(Stored data)

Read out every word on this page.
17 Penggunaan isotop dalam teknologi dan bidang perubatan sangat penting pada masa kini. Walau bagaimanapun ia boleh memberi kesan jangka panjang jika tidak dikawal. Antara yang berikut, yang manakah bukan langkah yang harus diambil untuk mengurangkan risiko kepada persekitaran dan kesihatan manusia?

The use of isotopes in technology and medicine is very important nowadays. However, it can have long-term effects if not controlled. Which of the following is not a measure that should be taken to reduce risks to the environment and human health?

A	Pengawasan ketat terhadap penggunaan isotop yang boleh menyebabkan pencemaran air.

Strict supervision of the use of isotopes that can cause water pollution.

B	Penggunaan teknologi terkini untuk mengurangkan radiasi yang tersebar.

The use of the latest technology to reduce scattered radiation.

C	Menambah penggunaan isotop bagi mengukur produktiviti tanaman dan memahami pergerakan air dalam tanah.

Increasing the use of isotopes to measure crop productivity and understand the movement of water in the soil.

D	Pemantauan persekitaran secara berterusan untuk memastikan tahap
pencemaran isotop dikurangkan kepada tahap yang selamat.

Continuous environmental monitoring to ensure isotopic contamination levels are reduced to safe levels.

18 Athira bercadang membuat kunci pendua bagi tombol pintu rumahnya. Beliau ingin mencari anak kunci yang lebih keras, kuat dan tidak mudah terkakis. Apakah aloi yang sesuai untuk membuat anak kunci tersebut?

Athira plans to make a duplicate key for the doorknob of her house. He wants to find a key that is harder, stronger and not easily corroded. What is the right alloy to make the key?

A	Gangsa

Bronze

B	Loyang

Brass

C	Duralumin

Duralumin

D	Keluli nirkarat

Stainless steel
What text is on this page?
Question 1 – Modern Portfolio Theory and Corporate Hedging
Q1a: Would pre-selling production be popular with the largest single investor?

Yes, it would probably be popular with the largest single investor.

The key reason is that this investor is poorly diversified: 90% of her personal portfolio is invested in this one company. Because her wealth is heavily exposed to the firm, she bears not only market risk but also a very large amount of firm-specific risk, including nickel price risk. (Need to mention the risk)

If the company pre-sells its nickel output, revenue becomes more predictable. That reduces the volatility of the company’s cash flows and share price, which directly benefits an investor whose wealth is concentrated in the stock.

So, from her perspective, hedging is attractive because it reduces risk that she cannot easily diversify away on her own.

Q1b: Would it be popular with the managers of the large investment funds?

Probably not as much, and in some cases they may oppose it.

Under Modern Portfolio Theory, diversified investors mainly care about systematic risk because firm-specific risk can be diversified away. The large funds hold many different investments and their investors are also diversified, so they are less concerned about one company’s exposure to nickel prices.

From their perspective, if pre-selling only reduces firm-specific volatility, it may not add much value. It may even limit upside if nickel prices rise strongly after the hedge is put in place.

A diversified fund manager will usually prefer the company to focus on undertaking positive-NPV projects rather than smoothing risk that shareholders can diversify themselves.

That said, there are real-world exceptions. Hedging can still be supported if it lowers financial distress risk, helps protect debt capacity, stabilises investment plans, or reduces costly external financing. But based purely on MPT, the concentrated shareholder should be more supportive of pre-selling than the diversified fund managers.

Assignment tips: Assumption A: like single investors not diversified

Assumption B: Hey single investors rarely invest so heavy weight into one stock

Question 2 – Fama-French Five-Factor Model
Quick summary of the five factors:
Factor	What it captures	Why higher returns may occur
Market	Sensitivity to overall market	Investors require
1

- WHAT TO DO -
Write an exact transcription of every entry above.

- THE COMPLETED TASK -
Read out every word on this page.
17 Penggunaan isotop dalam teknologi dan bidang perubatan sangat penting pada masa kini. Walau bagaimanapun ia boleh memberi kesan jangka panjang jika tidak dikawal. Antara yang berikut, yang manakah bukan langkah yang harus diambil untuk mengurangkan risiko kepada persekitaran dan kesihatan manusia?

The use of isotopes in technology and medicine is very important nowadays. However, it can have long-term effects if not controlled. Which of the following is not a measure that should be taken to reduce risks to the environment and human health?

A	Pengawasan ketat terhadap penggunaan isotop yang boleh menyebabkan pencemaran air.

Strict supervision of the use of isotopes that can cause water pollution.

B	Penggunaan teknologi terkini untuk mengurangkan radiasi yang tersebar.

The use of the latest technology to reduce scattered radiation.

C	Menambah penggunaan isotop bagi mengukur produktiviti tanaman dan memahami pergerakan air dalam tanah.

Increasing the use of isotopes to measure crop productivity and understand the movement of water in the soil.

D	Pemantauan persekitaran secara berterusan untuk memastikan tahap
pencemaran isotop dikurangkan kepada tahap yang selamat.

Continuous environmental monitoring to ensure isotopic contamination levels are reduced to safe levels.

18 Athira bercadang membuat kunci pendua bagi tombol pintu rumahnya. Beliau ingin mencari anak kunci yang lebih keras, kuat dan tidak mudah terkakis. Apakah aloi yang sesuai untuk membuat anak kunci tersebut?

Athira plans to make a duplicate key for the doorknob of her house. He wants to find a key that is harder, stronger and not easily corroded. What is the right alloy to make the key?

A	Gangsa

Bronze

B	Loyang

Brass

C	Duralumin

Duralumin

D	Keluli nirkarat

Stainless steel
What text is on this page?
Question 1 – Modern Portfolio Theory and Corporate Hedging
Q1a: Would pre-selling production be popular with the largest single investor?

Yes, it would probably be popular with the largest single investor.

The key reason is that this investor is poorly diversified: 90% of her personal portfolio is invested in this one company. Because her wealth is heavily exposed to the firm, she bears not only market risk but also a very large amount of firm-specific risk, including nickel price risk. (Need to mention the risk)

If the company pre-sells its nickel output, revenue becomes more predictable. That reduces the volatility of the company’s cash flows and share price, which directly benefits an investor whose wealth is concentrated in the stock.

So, from her perspective, hedging is attractive because it reduces risk that she cannot easily diversify away on her own.

Q1b: Would it be popular with the managers of the large investment funds?

Probably not as much, and in some cases they may oppose it.

Under Modern Portfolio Theory, diversified investors mainly care about systematic risk because firm-specific risk can be diversified away. The large funds hold many different investments and their investors are also diversified, so they are less concerned about one company’s exposure to nickel prices.

From their perspective, if pre-selling only reduces firm-specific volatility, it may not add much value. It may even limit upside if nickel prices rise strongly after the hedge is put in place.

A diversified fund manager will usually prefer the company to focus on undertaking positive-NPV projects rather than smoothing risk that shareholders can diversify themselves.

That said, there are real-world exceptions. Hedging can still be supported if it lowers financial distress risk, helps protect debt capacity, stabilises investment plans, or reduces costly external financing. But based purely on MPT, the concentrated shareholder should be more supportive of pre-selling than the diversified fund managers.

Assignment tips: Assumption A: like single investors not diversified

Assumption B: Hey single investors rarely invest so heavy weight into one stock

Question 2 – Fama-French Five-Factor Model
Quick summary of the five factors:
Factor	What it captures	Why higher returns may occur
Market	Sensitivity to overall market	Investors require
1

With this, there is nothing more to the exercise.